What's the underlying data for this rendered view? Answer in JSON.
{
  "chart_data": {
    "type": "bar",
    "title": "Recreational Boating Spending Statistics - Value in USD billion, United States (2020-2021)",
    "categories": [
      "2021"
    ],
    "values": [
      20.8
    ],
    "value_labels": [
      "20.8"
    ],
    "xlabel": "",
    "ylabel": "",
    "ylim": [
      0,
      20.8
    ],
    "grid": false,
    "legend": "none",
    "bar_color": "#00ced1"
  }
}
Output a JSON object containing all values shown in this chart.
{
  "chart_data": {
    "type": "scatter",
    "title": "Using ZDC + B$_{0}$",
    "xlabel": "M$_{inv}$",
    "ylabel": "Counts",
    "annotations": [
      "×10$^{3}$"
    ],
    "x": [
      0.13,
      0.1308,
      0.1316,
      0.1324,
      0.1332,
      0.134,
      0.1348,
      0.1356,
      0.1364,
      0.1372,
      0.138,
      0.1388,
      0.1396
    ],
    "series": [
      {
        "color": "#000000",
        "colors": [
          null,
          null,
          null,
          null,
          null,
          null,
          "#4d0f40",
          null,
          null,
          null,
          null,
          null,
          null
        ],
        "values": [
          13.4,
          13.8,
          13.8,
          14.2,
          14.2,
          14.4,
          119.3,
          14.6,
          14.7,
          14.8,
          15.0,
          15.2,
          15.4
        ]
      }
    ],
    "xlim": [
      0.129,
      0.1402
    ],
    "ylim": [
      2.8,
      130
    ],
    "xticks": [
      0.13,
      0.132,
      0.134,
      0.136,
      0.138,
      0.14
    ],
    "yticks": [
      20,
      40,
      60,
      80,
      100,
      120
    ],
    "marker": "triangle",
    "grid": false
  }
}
....
### PROBLEM DETAILS
Pick each line holding the word "this" out of the listing.

### RESULT OF THE TASK
What's the underlying data for this rendered view? Answer in JSON.
Output a JSON object containing all values shown in this chart.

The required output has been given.